Transcribe the records that follow in their entirety, omitting any pictures.

### Collected data entries:
^^^^^^^^^^^^^^^^

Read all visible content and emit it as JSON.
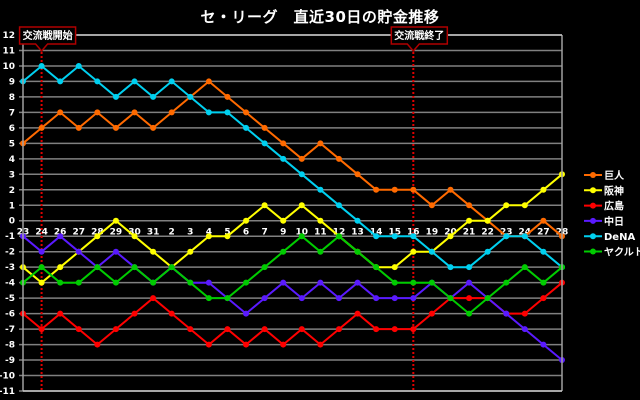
{
  "chart_data": {
    "type": "line",
    "title": "セ・リーグ　直近30日の貯金推移",
    "xlabel": "",
    "ylabel": "",
    "ylim": [
      -11,
      12
    ],
    "grid": true,
    "legend_position": "right",
    "categories": [
      "23",
      "24",
      "26",
      "27",
      "28",
      "29",
      "30",
      "31",
      "2",
      "3",
      "4",
      "5",
      "6",
      "7",
      "9",
      "10",
      "11",
      "12",
      "13",
      "14",
      "15",
      "16",
      "19",
      "20",
      "21",
      "22",
      "23",
      "24",
      "27",
      "28"
    ],
    "yticks": [
      12,
      11,
      10,
      9,
      8,
      7,
      6,
      5,
      4,
      3,
      2,
      1,
      0,
      -1,
      -2,
      -3,
      -4,
      -5,
      -6,
      -7,
      -8,
      -9,
      -10,
      -11
    ],
    "series": [
      {
        "name": "巨人",
        "color": "#ff6a00",
        "values": [
          5,
          6,
          7,
          6,
          7,
          6,
          7,
          6,
          7,
          8,
          9,
          8,
          7,
          6,
          5,
          4,
          5,
          4,
          3,
          2,
          2,
          2,
          1,
          2,
          1,
          0,
          -1,
          -1,
          0,
          -1
        ]
      },
      {
        "name": "阪神",
        "color": "#ffff00",
        "values": [
          -3,
          -4,
          -3,
          -2,
          -1,
          0,
          -1,
          -2,
          -3,
          -2,
          -1,
          -1,
          0,
          1,
          0,
          1,
          0,
          -1,
          -2,
          -3,
          -3,
          -2,
          -2,
          -1,
          0,
          0,
          1,
          1,
          2,
          3
        ]
      },
      {
        "name": "広島",
        "color": "#ff0000",
        "values": [
          -6,
          -7,
          -6,
          -7,
          -8,
          -7,
          -6,
          -5,
          -6,
          -7,
          -8,
          -7,
          -8,
          -7,
          -8,
          -7,
          -8,
          -7,
          -6,
          -7,
          -7,
          -7,
          -6,
          -5,
          -5,
          -5,
          -6,
          -6,
          -5,
          -4
        ]
      },
      {
        "name": "中日",
        "color": "#5a1aff",
        "values": [
          -1,
          -2,
          -1,
          -2,
          -3,
          -2,
          -3,
          -4,
          -3,
          -4,
          -4,
          -5,
          -6,
          -5,
          -4,
          -5,
          -4,
          -5,
          -4,
          -5,
          -5,
          -5,
          -4,
          -5,
          -4,
          -5,
          -6,
          -7,
          -8,
          -9
        ]
      },
      {
        "name": "DeNA",
        "color": "#00d0f0",
        "values": [
          9,
          10,
          9,
          10,
          9,
          8,
          9,
          8,
          9,
          8,
          7,
          7,
          6,
          5,
          4,
          3,
          2,
          1,
          0,
          -1,
          -1,
          -1,
          -2,
          -3,
          -3,
          -2,
          -1,
          -1,
          -2,
          -3
        ]
      },
      {
        "name": "ヤクルト",
        "color": "#00cc00",
        "values": [
          -4,
          -3,
          -4,
          -4,
          -3,
          -4,
          -3,
          -4,
          -3,
          -4,
          -5,
          -5,
          -4,
          -3,
          -2,
          -1,
          -2,
          -1,
          -2,
          -3,
          -4,
          -4,
          -4,
          -5,
          -6,
          -5,
          -4,
          -3,
          -4,
          -3
        ]
      }
    ],
    "annotations": [
      {
        "label": "交流戦開始",
        "x_index": 1,
        "line_color": "#e00000"
      },
      {
        "label": "交流戦終了",
        "x_index": 21,
        "line_color": "#e00000"
      }
    ]
  }
}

^^^^^^^^^^^^^^^^

### FINISHED ANSWER:
Read all visible content and emit it as JSON.
{
  "chart_data": {
    "type": "line",
    "title": "セ・リーグ　直近30日の貯金推移",
    "xlabel": "",
    "ylabel": "",
    "ylim": [
      -11,
      12
    ],
    "grid": true,
    "legend_position": "right",
    "categories": [
      "23",
      "24",
      "26",
      "27",
      "28",
      "29",
      "30",
      "31",
      "2",
      "3",
      "4",
      "5",
      "6",
      "7",
      "9",
      "10",
      "11",
      "12",
      "13",
      "14",
      "15",
      "16",
      "19",
      "20",
      "21",
      "22",
      "23",
      "24",
      "27",
      "28"
    ],
    "yticks": [
      12,
      11,
      10,
      9,
      8,
      7,
      6,
      5,
      4,
      3,
      2,
      1,
      0,
      -1,
      -2,
      -3,
      -4,
      -5,
      -6,
      -7,
      -8,
      -9,
      -10,
      -11
    ],
    "series": [
      {
        "name": "巨人",
        "color": "#ff6a00",
        "values": [
          5,
          6,
          7,
          6,
          7,
          6,
          7,
          6,
          7,
          8,
          9,
          8,
          7,
          6,
          5,
          4,
          5,
          4,
          3,
          2,
          2,
          2,
          1,
          2,
          1,
          0,
          -1,
          -1,
          0,
          -1
        ]
      },
      {
        "name": "阪神",
        "color": "#ffff00",
        "values": [
          -3,
          -4,
          -3,
          -2,
          -1,
          0,
          -1,
          -2,
          -3,
          -2,
          -1,
          -1,
          0,
          1,
          0,
          1,
          0,
          -1,
          -2,
          -3,
          -3,
          -2,
          -2,
          -1,
          0,
          0,
          1,
          1,
          2,
          3
        ]
      },
      {
        "name": "広島",
        "color": "#ff0000",
        "values": [
          -6,
          -7,
          -6,
          -7,
          -8,
          -7,
          -6,
          -5,
          -6,
          -7,
          -8,
          -7,
          -8,
          -7,
          -8,
          -7,
          -8,
          -7,
          -6,
          -7,
          -7,
          -7,
          -6,
          -5,
          -5,
          -5,
          -6,
          -6,
          -5,
          -4
        ]
      },
      {
        "name": "中日",
        "color": "#5a1aff",
        "values": [
          -1,
          -2,
          -1,
          -2,
          -3,
          -2,
          -3,
          -4,
          -3,
          -4,
          -4,
          -5,
          -6,
          -5,
          -4,
          -5,
          -4,
          -5,
          -4,
          -5,
          -5,
          -5,
          -4,
          -5,
          -4,
          -5,
          -6,
          -7,
          -8,
          -9
        ]
      },
      {
        "name": "DeNA",
        "color": "#00d0f0",
        "values": [
          9,
          10,
          9,
          10,
          9,
          8,
          9,
          8,
          9,
          8,
          7,
          7,
          6,
          5,
          4,
          3,
          2,
          1,
          0,
          -1,
          -1,
          -1,
          -2,
          -3,
          -3,
          -2,
          -1,
          -1,
          -2,
          -3
        ]
      },
      {
        "name": "ヤクルト",
        "color": "#00cc00",
        "values": [
          -4,
          -3,
          -4,
          -4,
          -3,
          -4,
          -3,
          -4,
          -3,
          -4,
          -5,
          -5,
          -4,
          -3,
          -2,
          -1,
          -2,
          -1,
          -2,
          -3,
          -4,
          -4,
          -4,
          -5,
          -6,
          -5,
          -4,
          -3,
          -4,
          -3
        ]
      }
    ],
    "annotations": [
      {
        "label": "交流戦開始",
        "x_index": 1,
        "line_color": "#e00000"
      },
      {
        "label": "交流戦終了",
        "x_index": 21,
        "line_color": "#e00000"
      }
    ]
  }
}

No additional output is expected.